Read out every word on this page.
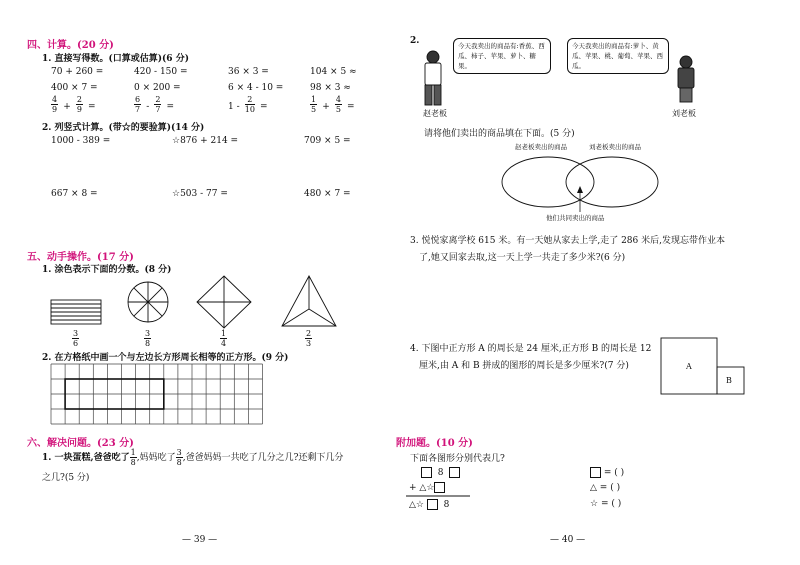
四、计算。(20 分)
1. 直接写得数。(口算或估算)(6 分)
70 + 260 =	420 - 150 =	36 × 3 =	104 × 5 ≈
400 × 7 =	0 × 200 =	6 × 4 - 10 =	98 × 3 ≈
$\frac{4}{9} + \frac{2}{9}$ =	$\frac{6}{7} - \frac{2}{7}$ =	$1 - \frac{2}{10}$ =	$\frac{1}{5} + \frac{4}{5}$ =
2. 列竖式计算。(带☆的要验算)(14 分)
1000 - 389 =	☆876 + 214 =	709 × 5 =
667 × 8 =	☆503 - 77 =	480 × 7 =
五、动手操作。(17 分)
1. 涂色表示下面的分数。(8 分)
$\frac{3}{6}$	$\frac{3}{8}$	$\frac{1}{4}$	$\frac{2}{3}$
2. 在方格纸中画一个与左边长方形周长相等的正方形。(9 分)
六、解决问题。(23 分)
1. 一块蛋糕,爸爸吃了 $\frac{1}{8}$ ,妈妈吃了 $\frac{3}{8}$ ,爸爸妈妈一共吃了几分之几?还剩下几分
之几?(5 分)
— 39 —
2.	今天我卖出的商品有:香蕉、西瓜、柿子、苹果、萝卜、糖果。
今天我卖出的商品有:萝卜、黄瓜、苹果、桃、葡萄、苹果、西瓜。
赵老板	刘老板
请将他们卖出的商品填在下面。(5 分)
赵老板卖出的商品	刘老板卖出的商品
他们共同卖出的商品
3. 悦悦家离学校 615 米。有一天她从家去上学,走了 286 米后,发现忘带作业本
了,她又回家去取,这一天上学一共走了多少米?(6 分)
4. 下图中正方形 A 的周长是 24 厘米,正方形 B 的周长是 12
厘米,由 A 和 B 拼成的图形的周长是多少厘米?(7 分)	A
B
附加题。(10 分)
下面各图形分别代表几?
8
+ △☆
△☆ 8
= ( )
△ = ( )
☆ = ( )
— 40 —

────────────────────────────────────────

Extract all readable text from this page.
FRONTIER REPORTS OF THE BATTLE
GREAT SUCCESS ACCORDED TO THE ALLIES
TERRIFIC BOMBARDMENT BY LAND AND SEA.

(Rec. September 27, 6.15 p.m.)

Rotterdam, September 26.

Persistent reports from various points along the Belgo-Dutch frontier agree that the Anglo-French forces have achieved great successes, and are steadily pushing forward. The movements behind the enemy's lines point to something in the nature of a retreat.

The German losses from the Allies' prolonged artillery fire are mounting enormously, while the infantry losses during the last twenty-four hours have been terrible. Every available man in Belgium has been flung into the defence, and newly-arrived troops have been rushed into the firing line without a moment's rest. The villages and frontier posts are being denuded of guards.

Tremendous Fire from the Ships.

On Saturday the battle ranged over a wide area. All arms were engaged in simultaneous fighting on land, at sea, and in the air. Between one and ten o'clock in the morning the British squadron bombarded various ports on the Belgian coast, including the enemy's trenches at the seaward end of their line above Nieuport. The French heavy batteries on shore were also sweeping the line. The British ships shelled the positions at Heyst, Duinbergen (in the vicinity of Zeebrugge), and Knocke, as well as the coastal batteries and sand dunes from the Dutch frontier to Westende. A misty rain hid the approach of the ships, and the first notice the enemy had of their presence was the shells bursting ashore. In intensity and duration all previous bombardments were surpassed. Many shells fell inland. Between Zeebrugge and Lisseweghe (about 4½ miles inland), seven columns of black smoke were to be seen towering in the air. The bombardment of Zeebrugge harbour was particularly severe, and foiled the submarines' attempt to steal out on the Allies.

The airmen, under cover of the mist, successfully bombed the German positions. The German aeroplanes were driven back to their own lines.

────────────────────────────────────────

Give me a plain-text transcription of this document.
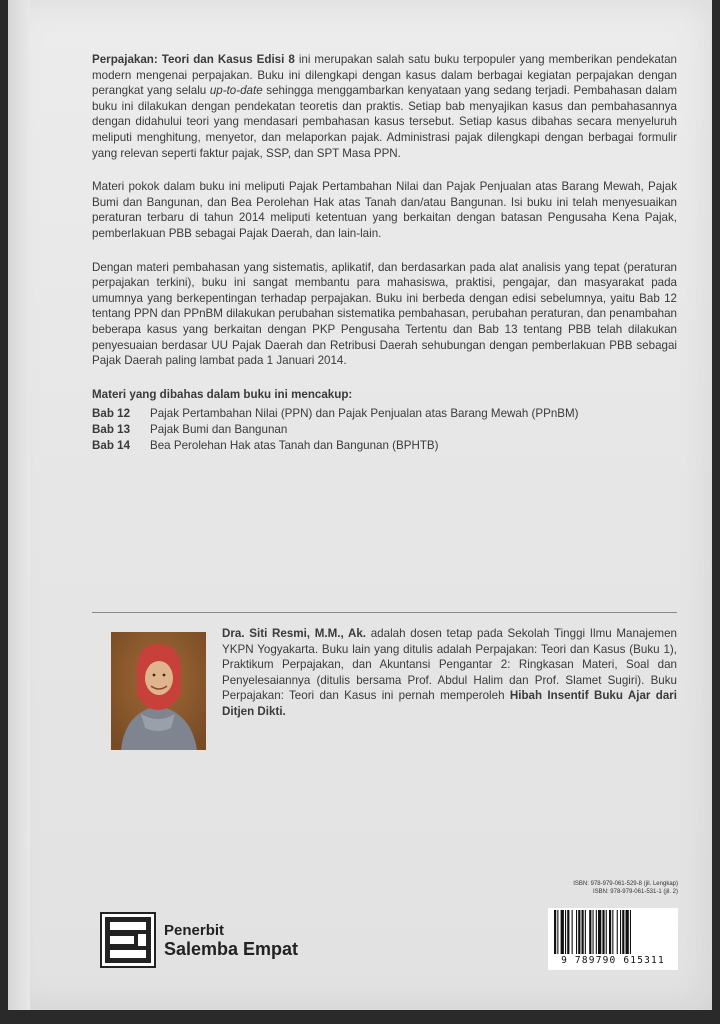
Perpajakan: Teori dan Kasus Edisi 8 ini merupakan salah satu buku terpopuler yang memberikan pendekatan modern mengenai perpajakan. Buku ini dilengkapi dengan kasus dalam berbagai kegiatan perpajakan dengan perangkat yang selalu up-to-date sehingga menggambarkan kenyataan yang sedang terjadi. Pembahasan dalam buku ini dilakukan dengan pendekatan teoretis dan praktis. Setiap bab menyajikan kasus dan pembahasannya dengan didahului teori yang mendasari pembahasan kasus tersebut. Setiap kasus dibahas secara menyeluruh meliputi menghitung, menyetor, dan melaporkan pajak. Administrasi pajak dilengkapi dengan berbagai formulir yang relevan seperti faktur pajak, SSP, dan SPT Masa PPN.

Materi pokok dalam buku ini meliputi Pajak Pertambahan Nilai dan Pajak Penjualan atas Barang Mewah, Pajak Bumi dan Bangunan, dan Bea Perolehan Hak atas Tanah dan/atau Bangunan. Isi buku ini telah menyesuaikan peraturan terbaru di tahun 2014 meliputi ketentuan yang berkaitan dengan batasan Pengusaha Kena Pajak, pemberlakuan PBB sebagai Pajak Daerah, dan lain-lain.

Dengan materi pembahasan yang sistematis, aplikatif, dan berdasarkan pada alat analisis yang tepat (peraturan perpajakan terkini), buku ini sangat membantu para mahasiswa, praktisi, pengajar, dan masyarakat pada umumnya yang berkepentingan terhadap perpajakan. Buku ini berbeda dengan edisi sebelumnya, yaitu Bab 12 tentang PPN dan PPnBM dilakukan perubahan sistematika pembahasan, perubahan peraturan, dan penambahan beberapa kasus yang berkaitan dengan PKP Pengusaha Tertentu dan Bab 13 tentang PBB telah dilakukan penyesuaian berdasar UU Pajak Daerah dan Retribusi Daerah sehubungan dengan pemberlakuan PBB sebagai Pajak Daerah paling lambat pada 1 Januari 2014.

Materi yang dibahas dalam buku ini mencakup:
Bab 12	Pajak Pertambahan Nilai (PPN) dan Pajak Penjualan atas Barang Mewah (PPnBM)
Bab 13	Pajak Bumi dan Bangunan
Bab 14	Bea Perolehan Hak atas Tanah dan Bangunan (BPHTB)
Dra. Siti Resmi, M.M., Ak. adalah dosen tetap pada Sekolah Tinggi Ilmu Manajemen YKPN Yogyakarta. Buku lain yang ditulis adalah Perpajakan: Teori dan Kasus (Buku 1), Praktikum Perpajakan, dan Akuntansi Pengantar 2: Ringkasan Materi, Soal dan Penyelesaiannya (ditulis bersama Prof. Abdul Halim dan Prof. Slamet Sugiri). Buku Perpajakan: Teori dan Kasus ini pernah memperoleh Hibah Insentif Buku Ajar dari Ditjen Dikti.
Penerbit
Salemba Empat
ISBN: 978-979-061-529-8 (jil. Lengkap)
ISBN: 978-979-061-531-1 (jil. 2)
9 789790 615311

────────────────────────────────────────

• [Your goal]: Identify each line in the records above that contains the word "Tanah", and copy it out in full.

• [Task output]:
Materi pokok dalam buku ini meliputi Pajak Pertambahan Nilai dan Pajak Penjualan atas Barang Mewah, Pajak Bumi dan Bangunan, dan Bea Perolehan Hak atas Tanah dan/atau Bangunan. Isi buku ini telah menyesuaikan peraturan terbaru di tahun 2014 meliputi ketentuan yang berkaitan dengan batasan Pengusaha Kena Pajak, pemberlakuan PBB sebagai Pajak Daerah, dan lain-lain.
Bab 14	Bea Perolehan Hak atas Tanah dan Bangunan (BPHTB)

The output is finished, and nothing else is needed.